--- Begin ---
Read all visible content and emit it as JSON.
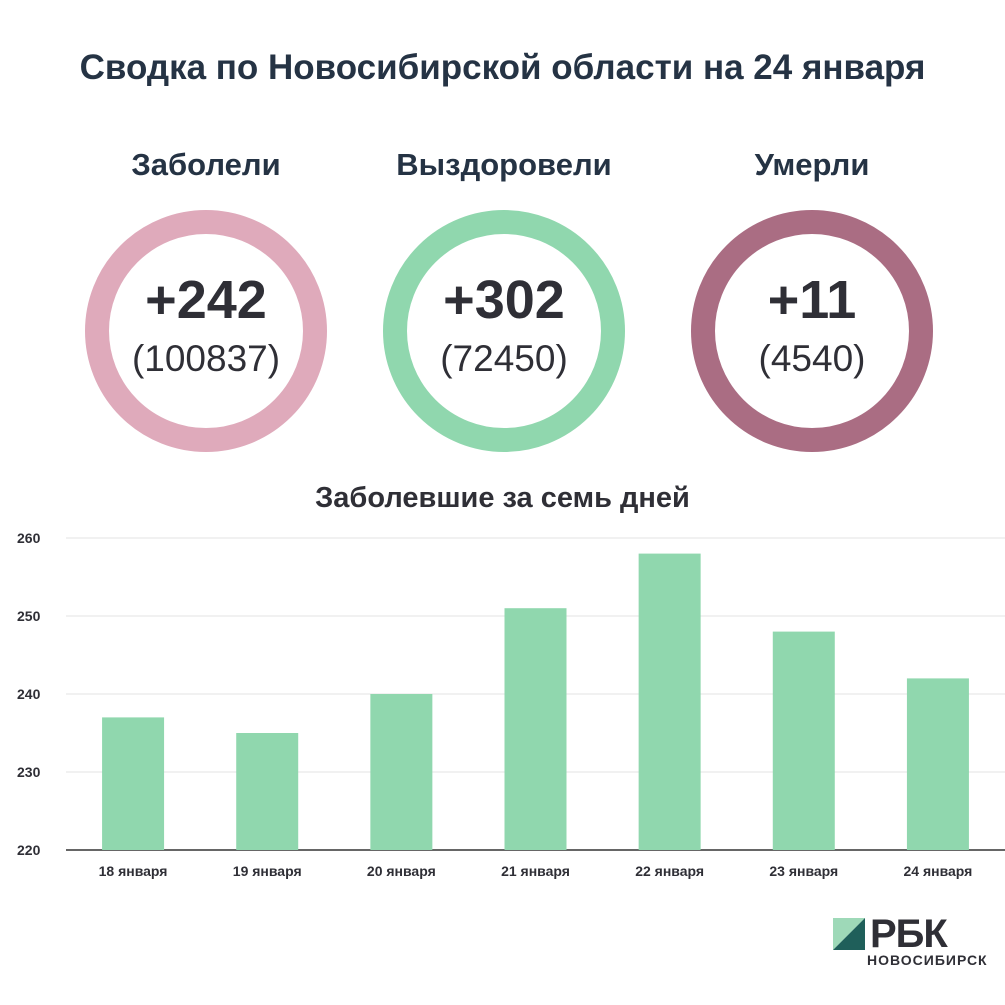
{
  "title": "Сводка по Новосибирской области на 24 января",
  "stats": [
    {
      "label": "Заболели",
      "value": "+242",
      "total": "(100837)",
      "color": "#dfaabb"
    },
    {
      "label": "Выздоровели",
      "value": "+302",
      "total": "(72450)",
      "color": "#90d7ae"
    },
    {
      "label": "Умерли",
      "value": "+11",
      "total": "(4540)",
      "color": "#aa6d83"
    }
  ],
  "chart_data": {
    "type": "bar",
    "title": "Заболевшие за семь дней",
    "categories": [
      "18 января",
      "19 января",
      "20 января",
      "21 января",
      "22 января",
      "23 января",
      "24 января"
    ],
    "values": [
      237,
      235,
      240,
      251,
      258,
      248,
      242
    ],
    "ylim": [
      220,
      260
    ],
    "yticks": [
      220,
      230,
      240,
      250,
      260
    ],
    "grid": true,
    "bar_color": "#90d7ae"
  },
  "logo": {
    "name": "РБК",
    "subtitle": "НОВОСИБИРСК"
  }
}
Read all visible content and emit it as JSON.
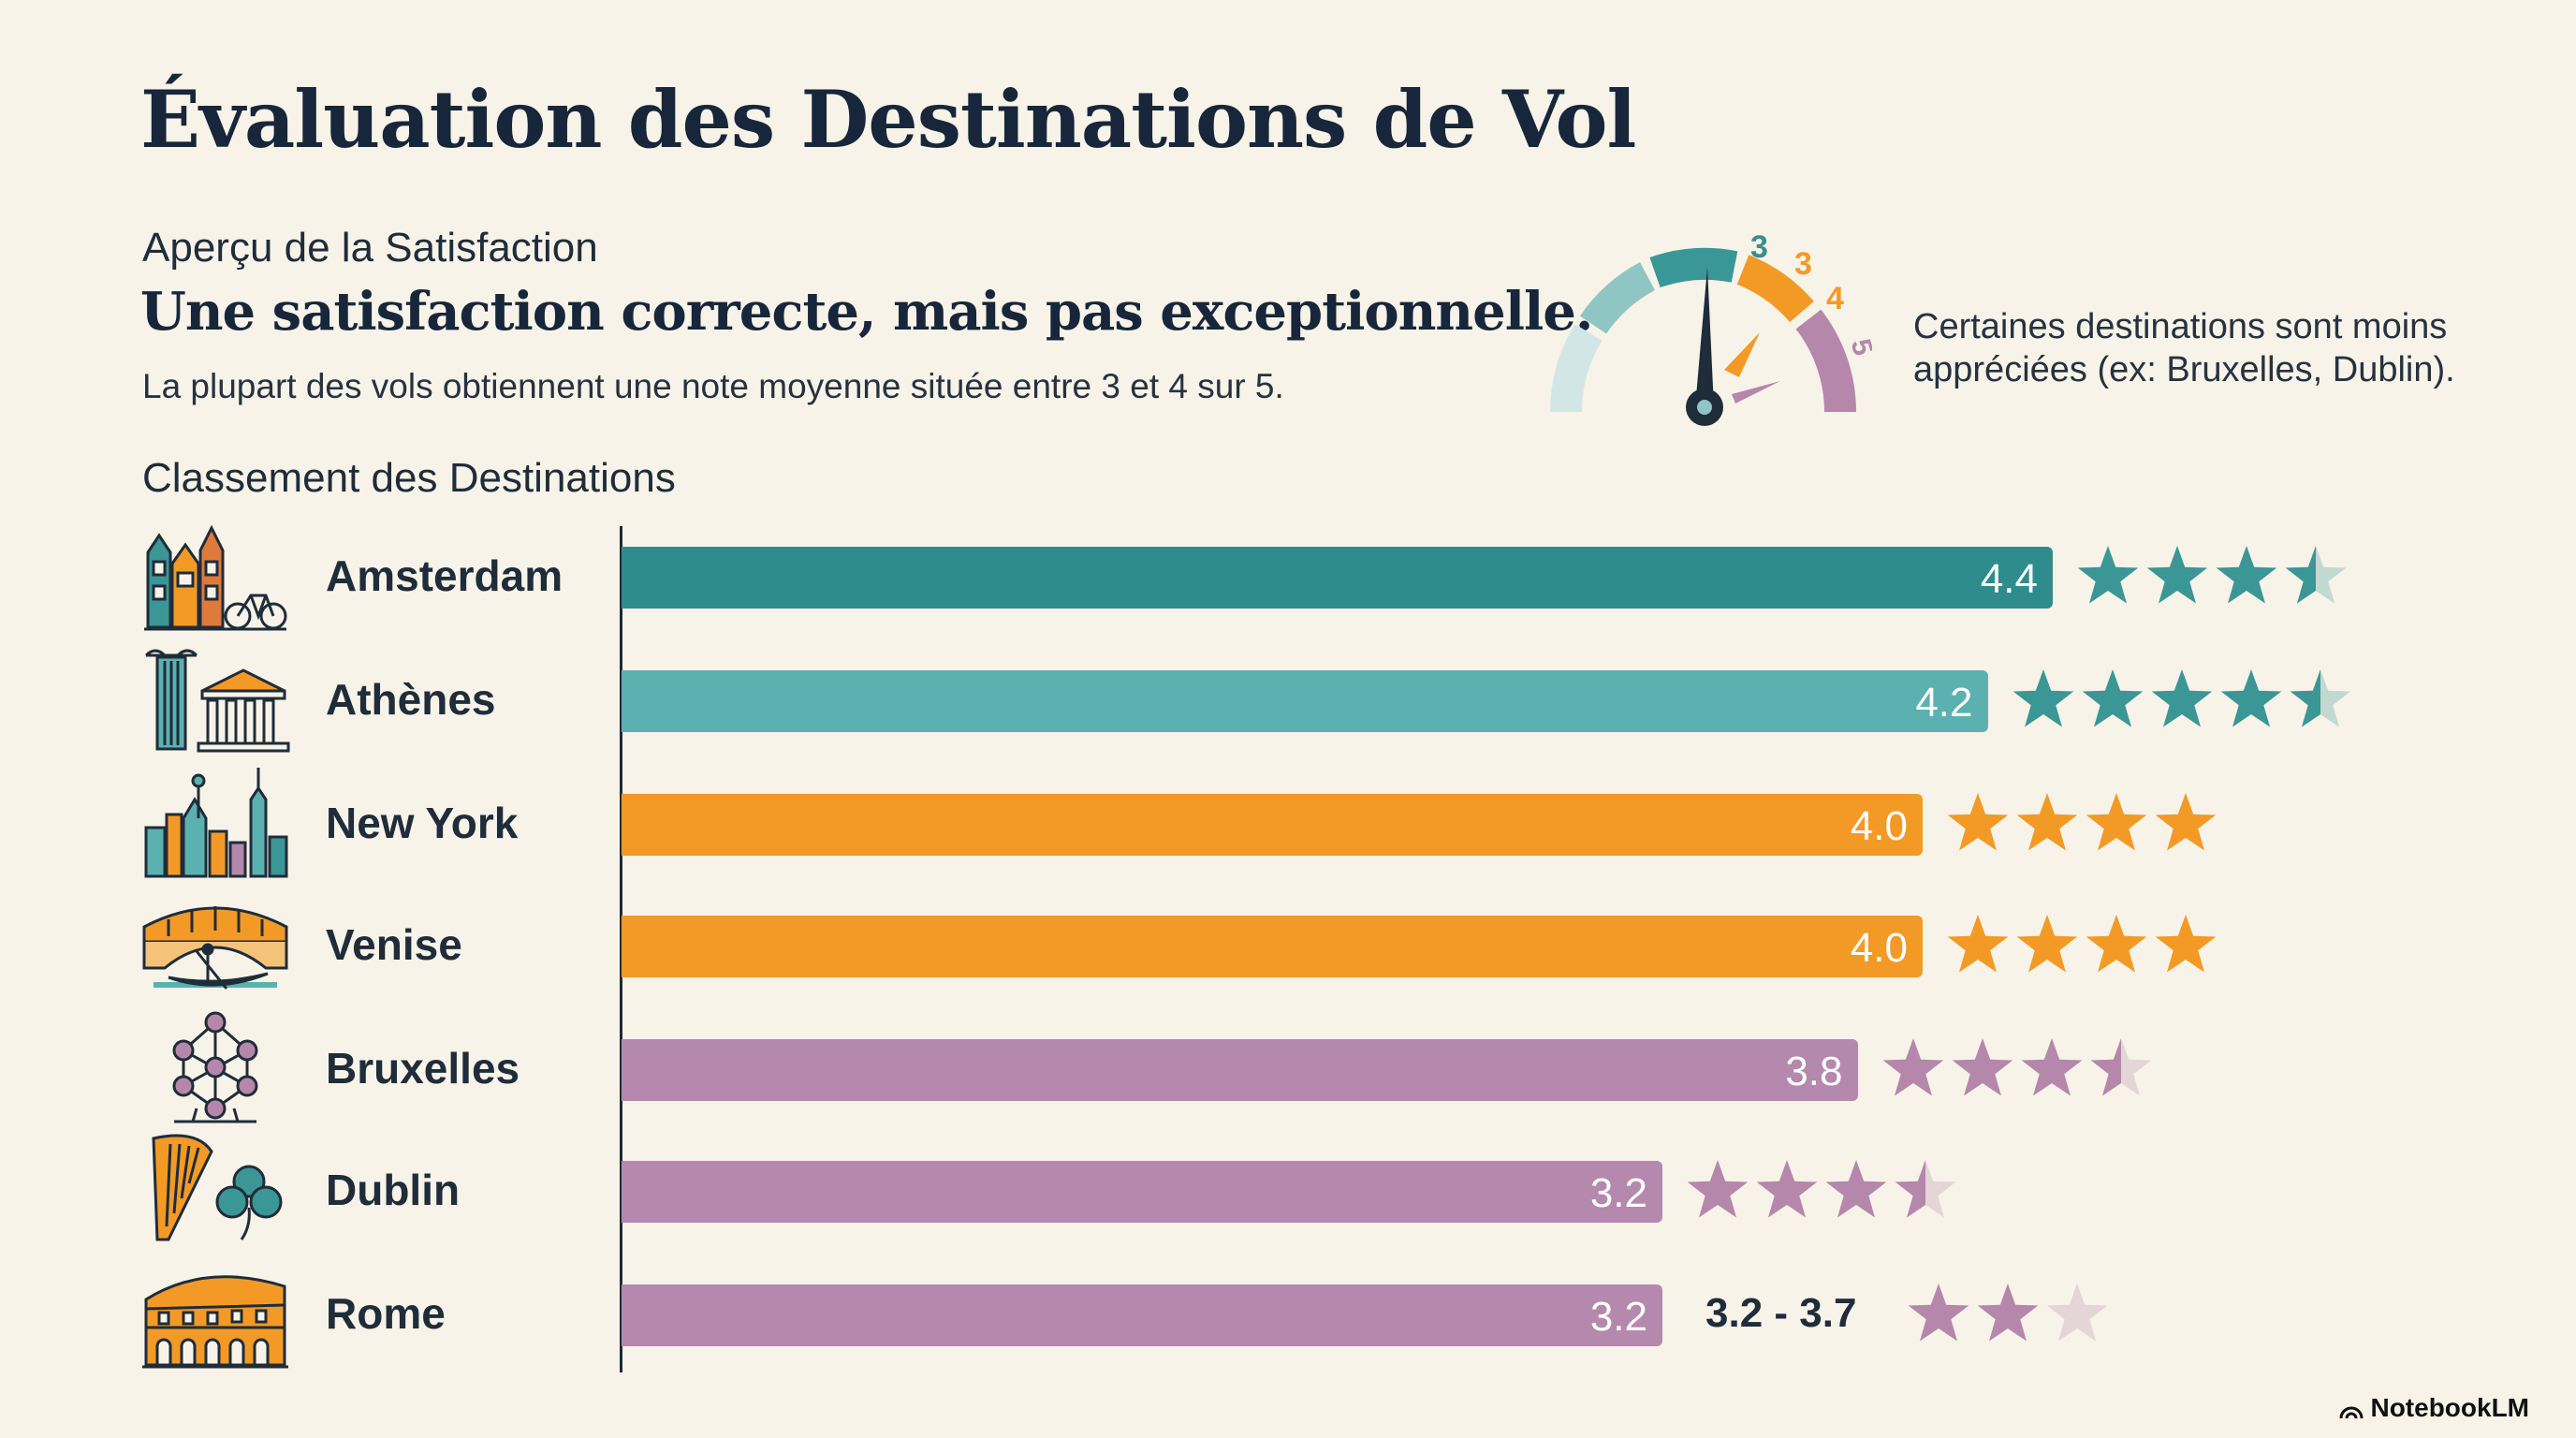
--- End ---
All of the material above is to be copied exactly, except for its images.

Read all visible content and emit it as JSON.
{
  "title": "Сводка по Новосибирской области на 24 января",
  "stats": [
    {
      "label": "Заболели",
      "value": "+242",
      "total": "(100837)",
      "color": "#dfaabb"
    },
    {
      "label": "Выздоровели",
      "value": "+302",
      "total": "(72450)",
      "color": "#90d7ae"
    },
    {
      "label": "Умерли",
      "value": "+11",
      "total": "(4540)",
      "color": "#aa6d83"
    }
  ],
  "chart_data": {
    "type": "bar",
    "title": "Заболевшие за семь дней",
    "categories": [
      "18 января",
      "19 января",
      "20 января",
      "21 января",
      "22 января",
      "23 января",
      "24 января"
    ],
    "values": [
      237,
      235,
      240,
      251,
      258,
      248,
      242
    ],
    "ylim": [
      220,
      260
    ],
    "yticks": [
      220,
      230,
      240,
      250,
      260
    ],
    "grid": true,
    "bar_color": "#90d7ae"
  },
  "logo": {
    "name": "РБК",
    "subtitle": "НОВОСИБИРСК"
  }
}
Read all visible content and emit it as JSON.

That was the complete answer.